- **Exercise prompt**
Go through the entries below and print each one exactly, leaving out pictures.

- **Data excerpts**

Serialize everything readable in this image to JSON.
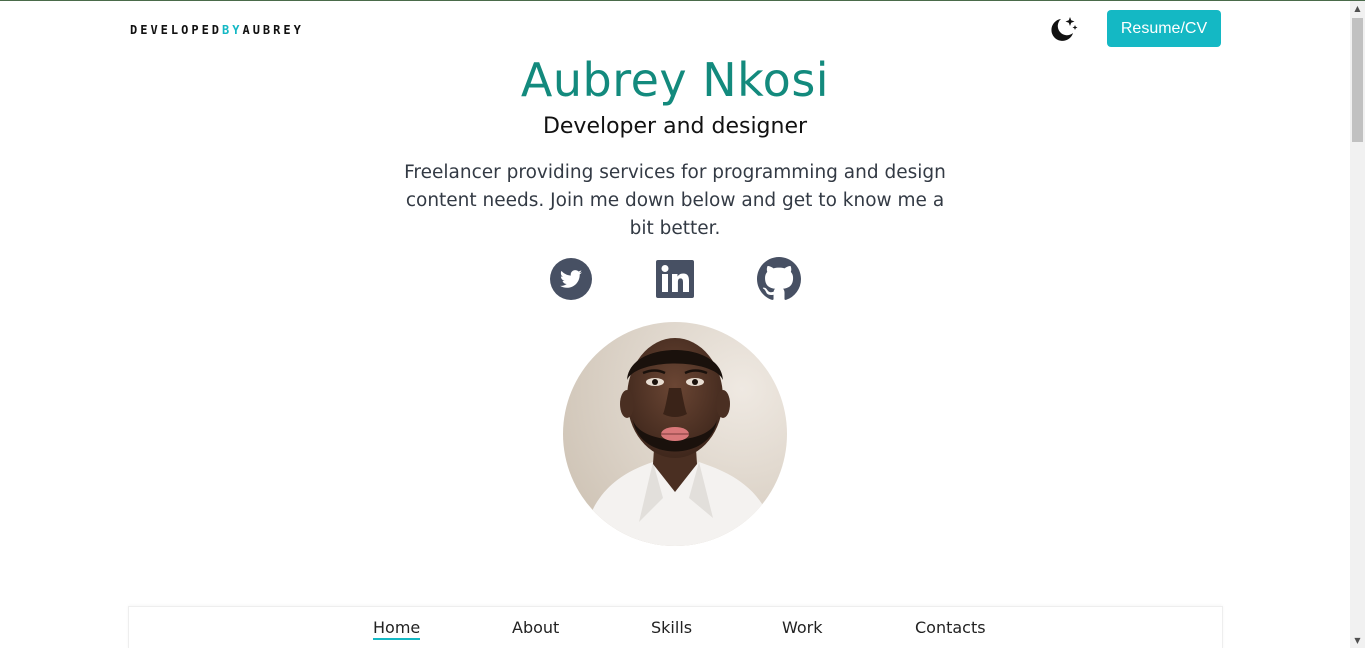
{
  "header": {
    "logo": {
      "part1": "DEVELOPED",
      "part2": "BY",
      "part3": "AUBREY"
    },
    "theme_toggle_icon": "moon-stars-icon",
    "resume_label": "Resume/CV"
  },
  "hero": {
    "name": "Aubrey Nkosi",
    "role": "Developer and designer",
    "bio": "Freelancer providing services for programming and design content needs. Join me down below and get to know me a bit better.",
    "socials": [
      {
        "icon": "twitter-icon"
      },
      {
        "icon": "linkedin-icon"
      },
      {
        "icon": "github-icon"
      }
    ],
    "avatar_icon": "profile-photo"
  },
  "nav": {
    "items": [
      {
        "label": "Home",
        "active": true
      },
      {
        "label": "About",
        "active": false
      },
      {
        "label": "Skills",
        "active": false
      },
      {
        "label": "Work",
        "active": false
      },
      {
        "label": "Contacts",
        "active": false
      }
    ]
  },
  "colors": {
    "accent": "#14b8c4",
    "name": "#138a7d",
    "icon": "#475063"
  }
}
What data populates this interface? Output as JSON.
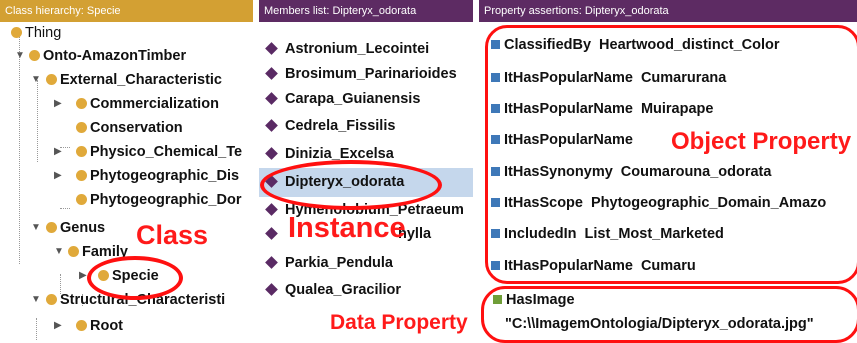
{
  "class_panel": {
    "header": "Class hierarchy: Specie",
    "items": [
      {
        "label": "Thing"
      },
      {
        "label": "Onto-AmazonTimber"
      },
      {
        "label": "External_Characteristic"
      },
      {
        "label": "Commercialization"
      },
      {
        "label": "Conservation"
      },
      {
        "label": "Physico_Chemical_Te"
      },
      {
        "label": "Phytogeographic_Dis"
      },
      {
        "label": "Phytogeographic_Dor"
      },
      {
        "label": "Genus"
      },
      {
        "label": "Family"
      },
      {
        "label": "Specie"
      },
      {
        "label": "Structural_Characteristi"
      },
      {
        "label": "Root"
      }
    ]
  },
  "members_panel": {
    "header": "Members list: Dipteryx_odorata",
    "items": [
      {
        "label": "Astronium_Lecointei"
      },
      {
        "label": "Brosimum_Parinarioides"
      },
      {
        "label": "Carapa_Guianensis"
      },
      {
        "label": "Cedrela_Fissilis"
      },
      {
        "label": "Dinizia_Excelsa"
      },
      {
        "label": "Dipteryx_odorata"
      },
      {
        "label": "Hymenolobium_Petraeum"
      },
      {
        "label": "hylla"
      },
      {
        "label": "Parkia_Pendula"
      },
      {
        "label": "Qualea_Gracilior"
      }
    ],
    "selected": "Dipteryx_odorata"
  },
  "properties_panel": {
    "header": "Property assertions: Dipteryx_odorata",
    "object_properties": [
      {
        "property": "ClassifiedBy",
        "value": "Heartwood_distinct_Color"
      },
      {
        "property": "ItHasPopularName",
        "value": "Cumarurana"
      },
      {
        "property": "ItHasPopularName",
        "value": "Muirapape"
      },
      {
        "property": "ItHasPopularName",
        "value": ""
      },
      {
        "property": "ItHasSynonymy",
        "value": "Coumarouna_odorata"
      },
      {
        "property": "ItHasScope",
        "value": "Phytogeographic_Domain_Amazo"
      },
      {
        "property": "IncludedIn",
        "value": "List_Most_Marketed"
      },
      {
        "property": "ItHasPopularName",
        "value": "Cumaru"
      }
    ],
    "data_property": {
      "property": "HasImage",
      "value": "\"C:\\\\ImagemOntologia/Dipteryx_odorata.jpg\""
    }
  },
  "annotations": {
    "class": "Class",
    "instance": "Instance",
    "object_property": "Object Property",
    "data_property": "Data Property"
  },
  "colors": {
    "class_header": "#d3a033",
    "list_header": "#5d2b63",
    "annotation_red": "#ff1a1a",
    "selection": "#c5d7ec",
    "class_dot": "#e0a93a",
    "instance_diamond": "#5a2a64",
    "object_property_square": "#3e78b8",
    "data_property_square": "#6f9e37"
  }
}
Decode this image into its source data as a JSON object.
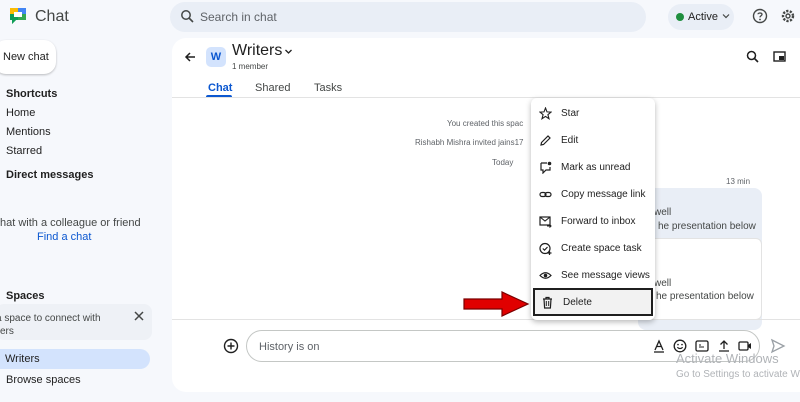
{
  "app": {
    "title": "Chat",
    "logo_icon": "google-chat-logo"
  },
  "search": {
    "placeholder": "Search in chat"
  },
  "status": {
    "label": "Active",
    "color": "#1e8e3e"
  },
  "top_icons": [
    "help-icon",
    "settings-icon"
  ],
  "sidebar": {
    "new_chat": "New chat",
    "shortcuts_heading": "Shortcuts",
    "shortcuts": [
      "Home",
      "Mentions",
      "Starred"
    ],
    "dm_heading": "Direct messages",
    "dm_empty_text": "hat with a colleague or friend",
    "dm_find_link": "Find a chat",
    "spaces_heading": "Spaces",
    "spaces_card_line1": "a space to connect with",
    "spaces_card_line2": "ers",
    "spaces": [
      "Writers",
      "Browse spaces"
    ],
    "active_space": "Writers"
  },
  "space": {
    "avatar_letter": "W",
    "name": "Writers",
    "members": "1 member",
    "tabs": [
      "Chat",
      "Shared",
      "Tasks"
    ],
    "active_tab": "Chat"
  },
  "messages": {
    "system_1": "You created this spac",
    "system_2": "Rishabh Mishra invited jains17",
    "day": "Today",
    "time": "13 min",
    "bubble_lines": [
      "well",
      "he presentation below",
      "well",
      "he presentation below"
    ]
  },
  "composer": {
    "placeholder": "History is on"
  },
  "context_menu": {
    "items": [
      {
        "label": "Star",
        "icon": "star-icon"
      },
      {
        "label": "Edit",
        "icon": "pencil-icon"
      },
      {
        "label": "Mark as unread",
        "icon": "mark-unread-icon"
      },
      {
        "label": "Copy message link",
        "icon": "link-icon"
      },
      {
        "label": "Forward to inbox",
        "icon": "forward-mail-icon"
      },
      {
        "label": "Create space task",
        "icon": "task-add-icon"
      },
      {
        "label": "See message views",
        "icon": "eye-icon"
      },
      {
        "label": "Delete",
        "icon": "trash-icon"
      }
    ],
    "highlighted_item": "Delete",
    "annotation_arrow_color": "#e00000"
  },
  "watermark": {
    "title": "Activate Windows",
    "subtitle": "Go to Settings to activate Wi"
  },
  "colors": {
    "accent": "#0b57d0",
    "background": "#f6f8fc",
    "active_nav": "#d3e3fd"
  }
}
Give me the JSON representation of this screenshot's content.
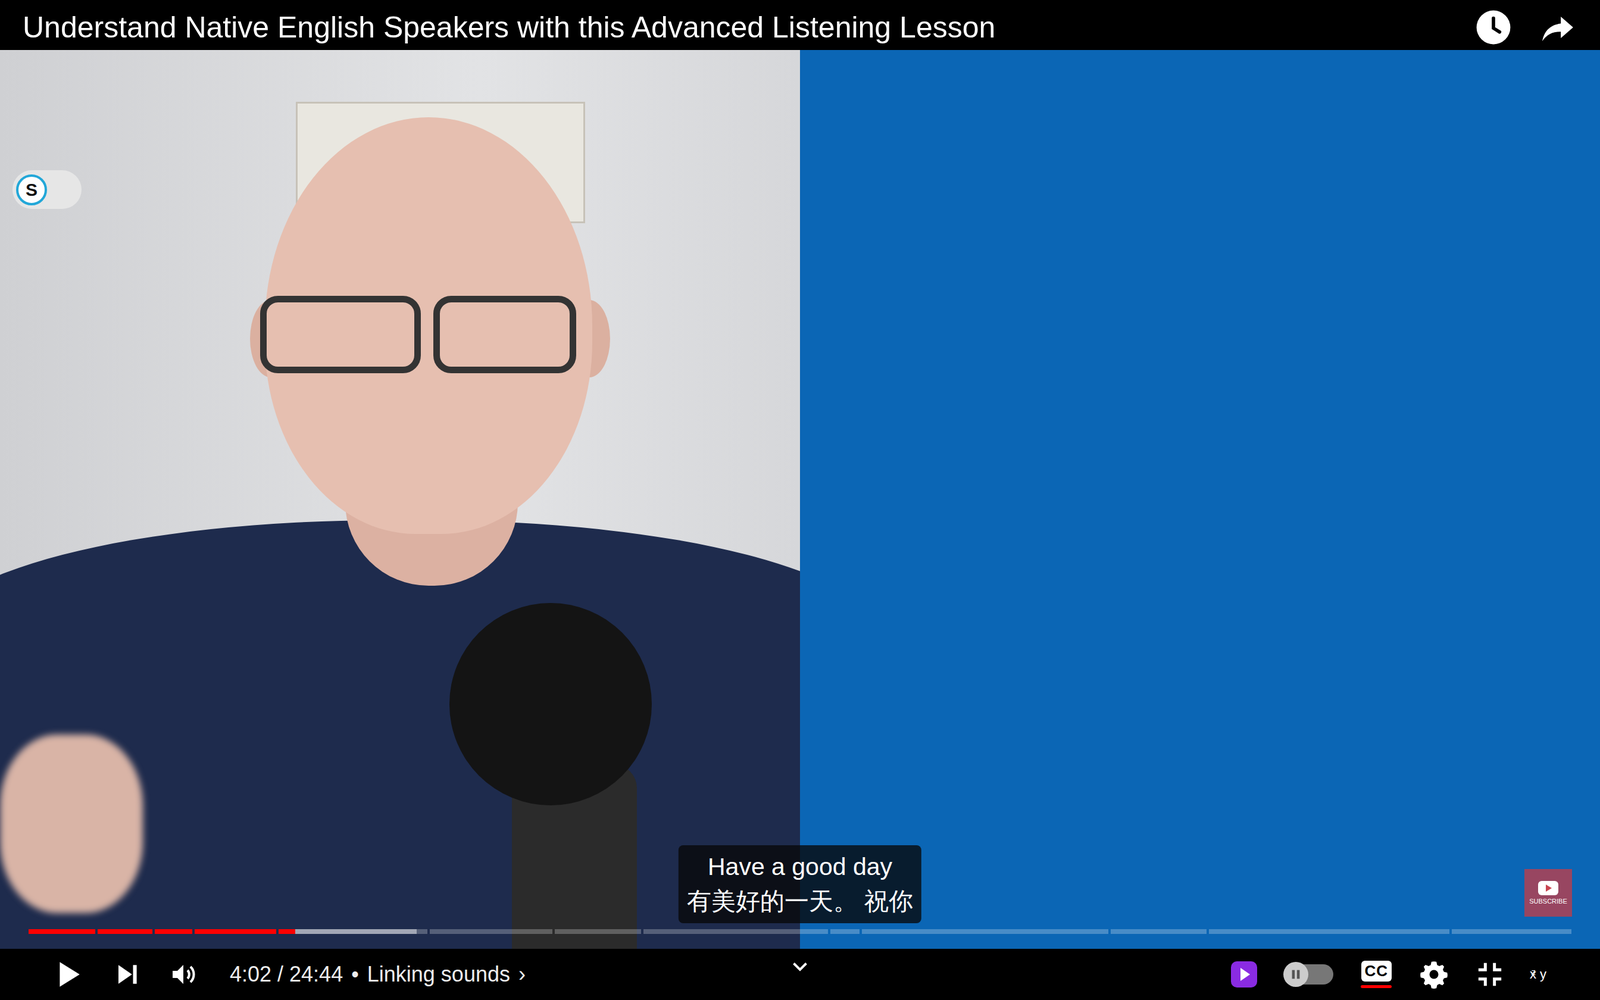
{
  "window": {
    "title": "Understand Native English Speakers with this Advanced Listening Lesson"
  },
  "extension_toggle": {
    "label": "S",
    "on": false
  },
  "captions": {
    "on": true,
    "lines": [
      "Have a good day",
      "有美好的一天。 祝你"
    ]
  },
  "watermark": {
    "label": "SUBSCRIBE"
  },
  "progress": {
    "level": 0.17,
    "buffered": 0.25,
    "chapters": [
      0.044,
      0.036,
      0.025,
      0.054,
      0.098,
      0.081,
      0.057,
      0.122,
      0.019,
      0.163,
      0.063,
      0.159,
      0.079
    ]
  },
  "controls": {
    "playing": false,
    "time": "4:02 / 24:44",
    "separator": "•",
    "chapter": "Linking sounds",
    "chapter_arrow": "›"
  },
  "autoplay": {
    "on": false
  },
  "cc_label": "CC",
  "miniplayer": {
    "sup": "z",
    "label": "x y"
  }
}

- **Full answer**
Serialize everything readable in this image to JSON.
{
  "header": {
    "logo": {
      "part1": "DEVELOPED",
      "part2": "BY",
      "part3": "AUBREY"
    },
    "theme_toggle_icon": "moon-stars-icon",
    "resume_label": "Resume/CV"
  },
  "hero": {
    "name": "Aubrey Nkosi",
    "role": "Developer and designer",
    "bio": "Freelancer providing services for programming and design content needs. Join me down below and get to know me a bit better.",
    "socials": [
      {
        "icon": "twitter-icon"
      },
      {
        "icon": "linkedin-icon"
      },
      {
        "icon": "github-icon"
      }
    ],
    "avatar_icon": "profile-photo"
  },
  "nav": {
    "items": [
      {
        "label": "Home",
        "active": true
      },
      {
        "label": "About",
        "active": false
      },
      {
        "label": "Skills",
        "active": false
      },
      {
        "label": "Work",
        "active": false
      },
      {
        "label": "Contacts",
        "active": false
      }
    ]
  },
  "colors": {
    "accent": "#14b8c4",
    "name": "#138a7d",
    "icon": "#475063"
  }
}
What data populates this interface? Output as JSON.
{
  "class_panel": {
    "header": "Class hierarchy: Specie",
    "items": [
      {
        "label": "Thing"
      },
      {
        "label": "Onto-AmazonTimber"
      },
      {
        "label": "External_Characteristic"
      },
      {
        "label": "Commercialization"
      },
      {
        "label": "Conservation"
      },
      {
        "label": "Physico_Chemical_Te"
      },
      {
        "label": "Phytogeographic_Dis"
      },
      {
        "label": "Phytogeographic_Dor"
      },
      {
        "label": "Genus"
      },
      {
        "label": "Family"
      },
      {
        "label": "Specie"
      },
      {
        "label": "Structural_Characteristi"
      },
      {
        "label": "Root"
      }
    ]
  },
  "members_panel": {
    "header": "Members list: Dipteryx_odorata",
    "items": [
      {
        "label": "Astronium_Lecointei"
      },
      {
        "label": "Brosimum_Parinarioides"
      },
      {
        "label": "Carapa_Guianensis"
      },
      {
        "label": "Cedrela_Fissilis"
      },
      {
        "label": "Dinizia_Excelsa"
      },
      {
        "label": "Dipteryx_odorata"
      },
      {
        "label": "Hymenolobium_Petraeum"
      },
      {
        "label": "hylla"
      },
      {
        "label": "Parkia_Pendula"
      },
      {
        "label": "Qualea_Gracilior"
      }
    ],
    "selected": "Dipteryx_odorata"
  },
  "properties_panel": {
    "header": "Property assertions: Dipteryx_odorata",
    "object_properties": [
      {
        "property": "ClassifiedBy",
        "value": "Heartwood_distinct_Color"
      },
      {
        "property": "ItHasPopularName",
        "value": "Cumarurana"
      },
      {
        "property": "ItHasPopularName",
        "value": "Muirapape"
      },
      {
        "property": "ItHasPopularName",
        "value": ""
      },
      {
        "property": "ItHasSynonymy",
        "value": "Coumarouna_odorata"
      },
      {
        "property": "ItHasScope",
        "value": "Phytogeographic_Domain_Amazo"
      },
      {
        "property": "IncludedIn",
        "value": "List_Most_Marketed"
      },
      {
        "property": "ItHasPopularName",
        "value": "Cumaru"
      }
    ],
    "data_property": {
      "property": "HasImage",
      "value": "\"C:\\\\ImagemOntologia/Dipteryx_odorata.jpg\""
    }
  },
  "annotations": {
    "class": "Class",
    "instance": "Instance",
    "object_property": "Object Property",
    "data_property": "Data Property"
  },
  "colors": {
    "class_header": "#d3a033",
    "list_header": "#5d2b63",
    "annotation_red": "#ff1a1a",
    "selection": "#c5d7ec",
    "class_dot": "#e0a93a",
    "instance_diamond": "#5a2a64",
    "object_property_square": "#3e78b8",
    "data_property_square": "#6f9e37"
  }
}
Decode this image into its source data as a JSON object.
{
  "app": {
    "title": "Chat",
    "logo_icon": "google-chat-logo"
  },
  "search": {
    "placeholder": "Search in chat"
  },
  "status": {
    "label": "Active",
    "color": "#1e8e3e"
  },
  "top_icons": [
    "help-icon",
    "settings-icon"
  ],
  "sidebar": {
    "new_chat": "New chat",
    "shortcuts_heading": "Shortcuts",
    "shortcuts": [
      "Home",
      "Mentions",
      "Starred"
    ],
    "dm_heading": "Direct messages",
    "dm_empty_text": "hat with a colleague or friend",
    "dm_find_link": "Find a chat",
    "spaces_heading": "Spaces",
    "spaces_card_line1": "a space to connect with",
    "spaces_card_line2": "ers",
    "spaces": [
      "Writers",
      "Browse spaces"
    ],
    "active_space": "Writers"
  },
  "space": {
    "avatar_letter": "W",
    "name": "Writers",
    "members": "1 member",
    "tabs": [
      "Chat",
      "Shared",
      "Tasks"
    ],
    "active_tab": "Chat"
  },
  "messages": {
    "system_1": "You created this spac",
    "system_2": "Rishabh Mishra invited jains17",
    "day": "Today",
    "time": "13 min",
    "bubble_lines": [
      "well",
      "he presentation below",
      "well",
      "he presentation below"
    ]
  },
  "composer": {
    "placeholder": "History is on"
  },
  "context_menu": {
    "items": [
      {
        "label": "Star",
        "icon": "star-icon"
      },
      {
        "label": "Edit",
        "icon": "pencil-icon"
      },
      {
        "label": "Mark as unread",
        "icon": "mark-unread-icon"
      },
      {
        "label": "Copy message link",
        "icon": "link-icon"
      },
      {
        "label": "Forward to inbox",
        "icon": "forward-mail-icon"
      },
      {
        "label": "Create space task",
        "icon": "task-add-icon"
      },
      {
        "label": "See message views",
        "icon": "eye-icon"
      },
      {
        "label": "Delete",
        "icon": "trash-icon"
      }
    ],
    "highlighted_item": "Delete",
    "annotation_arrow_color": "#e00000"
  },
  "watermark": {
    "title": "Activate Windows",
    "subtitle": "Go to Settings to activate Wi"
  },
  "colors": {
    "accent": "#0b57d0",
    "background": "#f6f8fc",
    "active_nav": "#d3e3fd"
  }
}
Give me the JSON representation of this screenshot's content.
{
  "window": {
    "title": "Understand Native English Speakers with this Advanced Listening Lesson"
  },
  "extension_toggle": {
    "label": "S",
    "on": false
  },
  "captions": {
    "on": true,
    "lines": [
      "Have a good day",
      "有美好的一天。 祝你"
    ]
  },
  "watermark": {
    "label": "SUBSCRIBE"
  },
  "progress": {
    "level": 0.17,
    "buffered": 0.25,
    "chapters": [
      0.044,
      0.036,
      0.025,
      0.054,
      0.098,
      0.081,
      0.057,
      0.122,
      0.019,
      0.163,
      0.063,
      0.159,
      0.079
    ]
  },
  "controls": {
    "playing": false,
    "time": "4:02 / 24:44",
    "separator": "•",
    "chapter": "Linking sounds",
    "chapter_arrow": "›"
  },
  "autoplay": {
    "on": false
  },
  "cc_label": "CC",
  "miniplayer": {
    "sup": "z",
    "label": "x y"
  }
}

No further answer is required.